**** INFORMATION PROVIDED
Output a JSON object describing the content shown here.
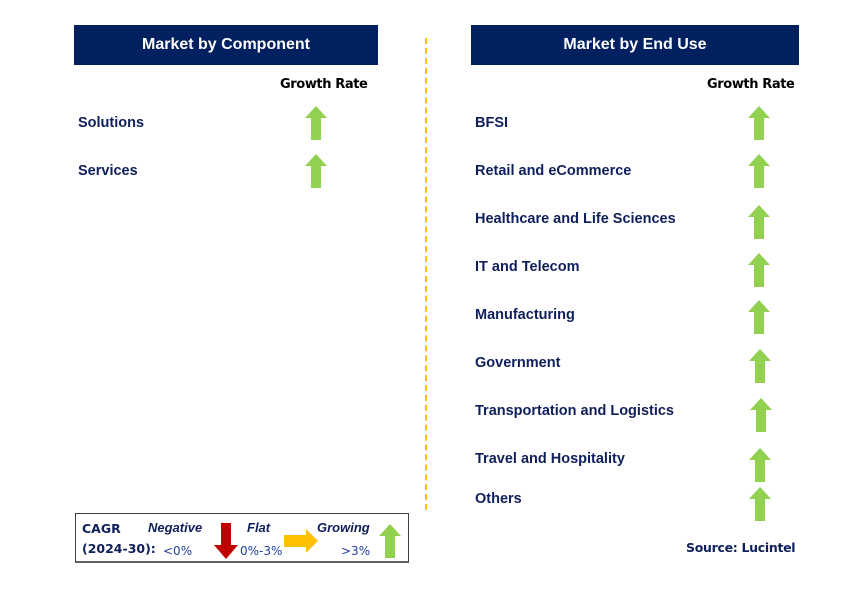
{
  "left_panel": {
    "title": "Market by Component",
    "growth_rate_label": "Growth Rate",
    "items": [
      {
        "label": "Solutions",
        "trend": "growing"
      },
      {
        "label": "Services",
        "trend": "growing"
      }
    ]
  },
  "right_panel": {
    "title": "Market by End Use",
    "growth_rate_label": "Growth Rate",
    "items": [
      {
        "label": "BFSI",
        "trend": "growing"
      },
      {
        "label": "Retail and eCommerce",
        "trend": "growing"
      },
      {
        "label": "Healthcare and Life Sciences",
        "trend": "growing"
      },
      {
        "label": "IT and Telecom",
        "trend": "growing"
      },
      {
        "label": "Manufacturing",
        "trend": "growing"
      },
      {
        "label": "Government",
        "trend": "growing"
      },
      {
        "label": "Transportation and Logistics",
        "trend": "growing"
      },
      {
        "label": "Travel and Hospitality",
        "trend": "growing"
      },
      {
        "label": "Others",
        "trend": "growing"
      }
    ]
  },
  "legend": {
    "cagr_line1": "CAGR",
    "cagr_line2": "(2024-30):",
    "negative": {
      "label": "Negative",
      "range": "<0%",
      "icon": "down-arrow-icon",
      "color": "#c00000"
    },
    "flat": {
      "label": "Flat",
      "range": "0%-3%",
      "icon": "right-arrow-icon",
      "color": "#ffc000"
    },
    "growing": {
      "label": "Growing",
      "range": ">3%",
      "icon": "up-arrow-icon",
      "color": "#92d050"
    }
  },
  "source": "Source: Lucintel",
  "colors": {
    "header_bg": "#002060",
    "text_navy": "#0f1f5c",
    "divider": "#ffc000",
    "growing": "#92d050"
  }
}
********
GOAL OF THE EXERCISE:
Your reply is one number: how many lines of the records above contain the word "arrow".

SOLVED EXERCISE:
3